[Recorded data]

>> BEGIN

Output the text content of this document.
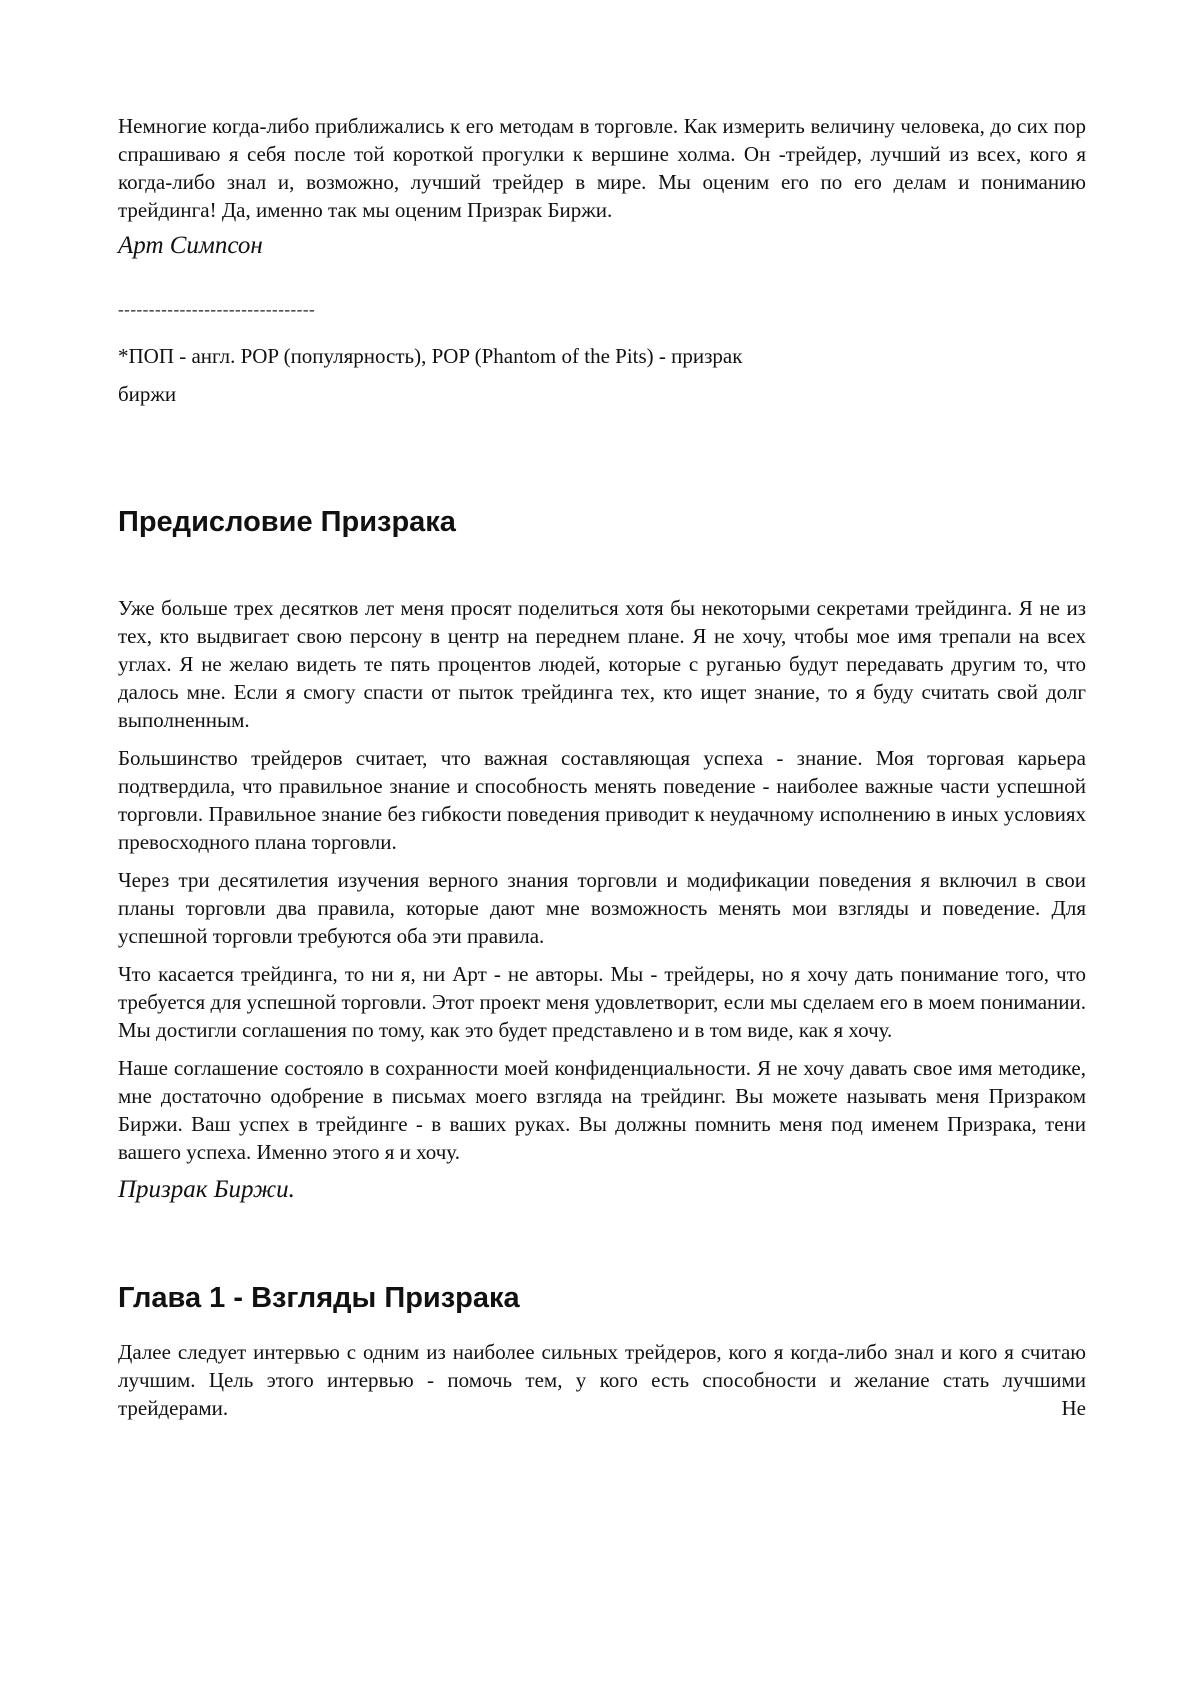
Немногие когда-либо приближались к его методам в торговле. Как измерить величину человека, до сих пор спрашиваю я себя после той короткой прогулки к вершине холма. Он -трейдер, лучший из всех, кого я когда-либо знал и, возможно, лучший трейдер в мире. Мы оценим его по его делам и пониманию трейдинга! Да, именно так мы оценим Призрак Биржи.

Арт Симпсон

--------------------------------

*ПОП - англ. POP (популярность), POP (Phantom of the Pits) - призрак

биржи

Предисловие Призрака

Уже больше трех десятков лет меня просят поделиться хотя бы некоторыми секретами трейдинга. Я не из тех, кто выдвигает свою персону в центр на переднем плане. Я не хочу, чтобы мое имя трепали на всех углах. Я не желаю видеть те пять процентов людей, которые с руганью будут передавать другим то, что далось мне. Если я смогу спасти от пыток трейдинга тех, кто ищет знание, то я буду считать свой долг выполненным.

Большинство трейдеров считает, что важная составляющая успеха - знание. Моя торговая карьера подтвердила, что правильное знание и способность менять поведение - наиболее важные части успешной торговли. Правильное знание без гибкости поведения приводит к неудачному исполнению в иных условиях превосходного плана торговли.

Через три десятилетия изучения верного знания торговли и модификации поведения я включил в свои планы торговли два правила, которые дают мне возможность менять мои взгляды и поведение. Для успешной торговли требуются оба эти правила.

Что касается трейдинга, то ни я, ни Арт - не авторы. Мы - трейдеры, но я хочу дать понимание того, что требуется для успешной торговли. Этот проект меня удовлетворит, если мы сделаем его в моем понимании. Мы достигли соглашения по тому, как это будет представлено и в том виде, как я хочу.

Наше соглашение состояло в сохранности моей конфиденциальности. Я не хочу давать свое имя методике, мне достаточно одобрение в письмах моего взгляда на трейдинг. Вы можете называть меня Призраком Биржи. Ваш успех в трейдинге - в ваших руках. Вы должны помнить меня под именем Призрака, тени вашего успеха. Именно этого я и хочу.

Призрак Биржи.

Глава 1 - Взгляды Призрака

Далее следует интервью с одним из наиболее сильных трейдеров, кого я когда-либо знал и кого я считаю лучшим. Цель этого интервью - помочь тем, у кого есть способности и желание стать лучшими трейдерами. Не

>> END

» TASK INSTRUCTIONS:
Except for the pictures, copy the material above exactly.

» RESULT OF THE TASK:
Output the text content of this document.
Немногие когда-либо приближались к его методам в торговле. Как измерить величину человека, до сих пор спрашиваю я себя после той короткой прогулки к вершине холма. Он -трейдер, лучший из всех, кого я когда-либо знал и, возможно, лучший трейдер в мире. Мы оценим его по его делам и пониманию трейдинга! Да, именно так мы оценим Призрак Биржи.

Арт Симпсон

--------------------------------

*ПОП - англ. POP (популярность), POP (Phantom of the Pits) - призрак

биржи

Предисловие Призрака

Уже больше трех десятков лет меня просят поделиться хотя бы некоторыми секретами трейдинга. Я не из тех, кто выдвигает свою персону в центр на переднем плане. Я не хочу, чтобы мое имя трепали на всех углах. Я не желаю видеть те пять процентов людей, которые с руганью будут передавать другим то, что далось мне. Если я смогу спасти от пыток трейдинга тех, кто ищет знание, то я буду считать свой долг выполненным.

Большинство трейдеров считает, что важная составляющая успеха - знание. Моя торговая карьера подтвердила, что правильное знание и способность менять поведение - наиболее важные части успешной торговли. Правильное знание без гибкости поведения приводит к неудачному исполнению в иных условиях превосходного плана торговли.

Через три десятилетия изучения верного знания торговли и модификации поведения я включил в свои планы торговли два правила, которые дают мне возможность менять мои взгляды и поведение. Для успешной торговли требуются оба эти правила.

Что касается трейдинга, то ни я, ни Арт - не авторы. Мы - трейдеры, но я хочу дать понимание того, что требуется для успешной торговли. Этот проект меня удовлетворит, если мы сделаем его в моем понимании. Мы достигли соглашения по тому, как это будет представлено и в том виде, как я хочу.

Наше соглашение состояло в сохранности моей конфиденциальности. Я не хочу давать свое имя методике, мне достаточно одобрение в письмах моего взгляда на трейдинг. Вы можете называть меня Призраком Биржи. Ваш успех в трейдинге - в ваших руках. Вы должны помнить меня под именем Призрака, тени вашего успеха. Именно этого я и хочу.

Призрак Биржи.

Глава 1 - Взгляды Призрака

Далее следует интервью с одним из наиболее сильных трейдеров, кого я когда-либо знал и кого я считаю лучшим. Цель этого интервью - помочь тем, у кого есть способности и желание стать лучшими трейдерами. Не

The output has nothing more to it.